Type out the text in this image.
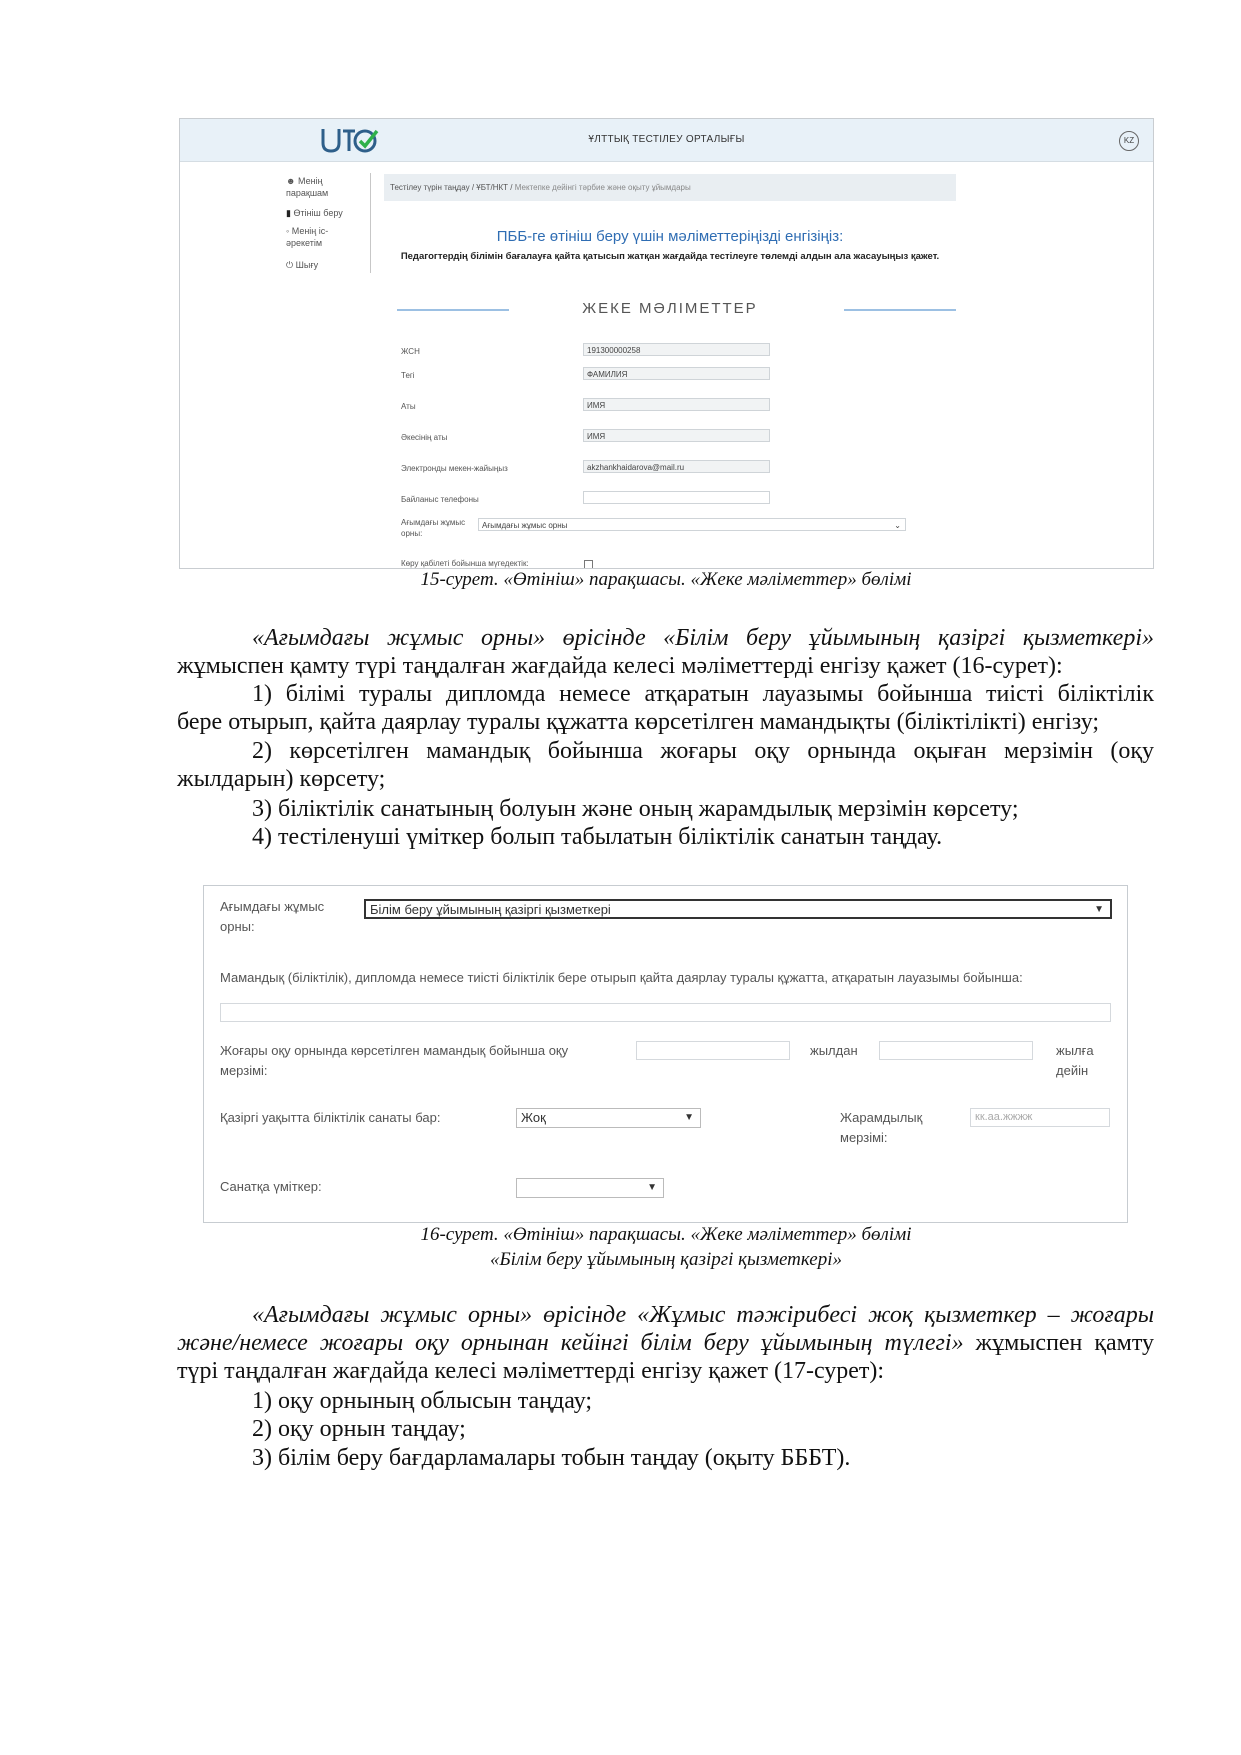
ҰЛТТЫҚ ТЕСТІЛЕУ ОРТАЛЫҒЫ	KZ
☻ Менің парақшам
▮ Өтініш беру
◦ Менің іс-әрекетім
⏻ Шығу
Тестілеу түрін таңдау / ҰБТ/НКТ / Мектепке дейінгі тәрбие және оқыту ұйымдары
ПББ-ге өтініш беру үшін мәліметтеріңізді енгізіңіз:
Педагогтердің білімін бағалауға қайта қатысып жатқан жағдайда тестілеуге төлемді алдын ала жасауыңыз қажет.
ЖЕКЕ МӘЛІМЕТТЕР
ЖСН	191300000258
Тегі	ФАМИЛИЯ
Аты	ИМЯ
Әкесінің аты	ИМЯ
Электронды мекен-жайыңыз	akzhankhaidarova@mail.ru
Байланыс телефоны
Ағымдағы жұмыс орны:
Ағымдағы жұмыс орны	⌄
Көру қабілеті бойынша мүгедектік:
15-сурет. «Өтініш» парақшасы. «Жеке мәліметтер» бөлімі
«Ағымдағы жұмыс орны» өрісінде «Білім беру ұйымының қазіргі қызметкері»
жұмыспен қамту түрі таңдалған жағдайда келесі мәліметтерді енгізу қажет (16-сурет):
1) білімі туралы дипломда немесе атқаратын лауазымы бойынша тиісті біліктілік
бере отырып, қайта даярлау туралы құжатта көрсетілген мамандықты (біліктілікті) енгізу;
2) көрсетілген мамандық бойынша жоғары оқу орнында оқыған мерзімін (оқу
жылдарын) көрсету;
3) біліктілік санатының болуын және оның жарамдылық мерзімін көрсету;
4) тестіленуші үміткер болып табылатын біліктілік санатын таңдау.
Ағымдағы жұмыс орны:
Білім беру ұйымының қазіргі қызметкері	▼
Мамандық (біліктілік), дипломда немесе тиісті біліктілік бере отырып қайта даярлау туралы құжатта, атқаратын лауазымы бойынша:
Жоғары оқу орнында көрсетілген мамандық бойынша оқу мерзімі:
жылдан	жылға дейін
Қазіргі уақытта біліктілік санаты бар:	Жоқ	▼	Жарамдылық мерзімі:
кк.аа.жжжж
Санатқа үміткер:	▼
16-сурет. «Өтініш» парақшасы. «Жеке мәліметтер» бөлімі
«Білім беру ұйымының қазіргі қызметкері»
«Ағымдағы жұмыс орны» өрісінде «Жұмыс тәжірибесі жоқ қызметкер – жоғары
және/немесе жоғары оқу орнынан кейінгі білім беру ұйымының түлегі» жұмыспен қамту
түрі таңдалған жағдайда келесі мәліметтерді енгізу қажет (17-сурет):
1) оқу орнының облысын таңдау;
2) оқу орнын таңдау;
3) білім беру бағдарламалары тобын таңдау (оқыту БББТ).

EXERCISE DIRECTIONS: Supply the count of lines in the entries that contain the word "Ағымдағы", and nothing besides.

ANSWER TO THIS TASK: 5